- [AIM OF THE TASK] Transcribe the whole listing below without changing a word, but leave out every image.

--------------------------------------------------

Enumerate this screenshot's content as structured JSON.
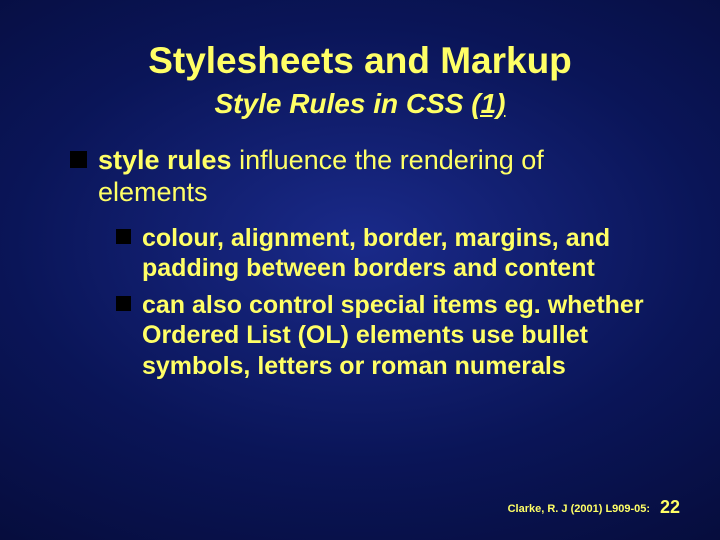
{
  "slide": {
    "title": "Stylesheets and Markup",
    "subtitle_plain": "Style Rules in CSS ",
    "subtitle_em": "(1)",
    "bullets_l1": {
      "lead": "style rules",
      "rest": " influence the rendering of elements"
    },
    "bullets_l2": [
      "colour, alignment, border, margins, and padding between borders and content",
      "can also control special items eg. whether Ordered List (OL) elements use bullet symbols, letters or roman numerals"
    ],
    "footer": {
      "attribution": "Clarke, R. J (2001) L909-05:",
      "page": "22"
    }
  }
}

--------------------------------------------------

- [ANSWER IN FULL]
Enumerate this screenshot's content as structured JSON.
{
  "slide": {
    "title": "Stylesheets and Markup",
    "subtitle_plain": "Style Rules in CSS ",
    "subtitle_em": "(1)",
    "bullets_l1": {
      "lead": "style rules",
      "rest": " influence the rendering of elements"
    },
    "bullets_l2": [
      "colour, alignment, border, margins, and padding between borders and content",
      "can also control special items eg. whether Ordered List (OL) elements use bullet symbols, letters or roman numerals"
    ],
    "footer": {
      "attribution": "Clarke, R. J (2001) L909-05:",
      "page": "22"
    }
  }
}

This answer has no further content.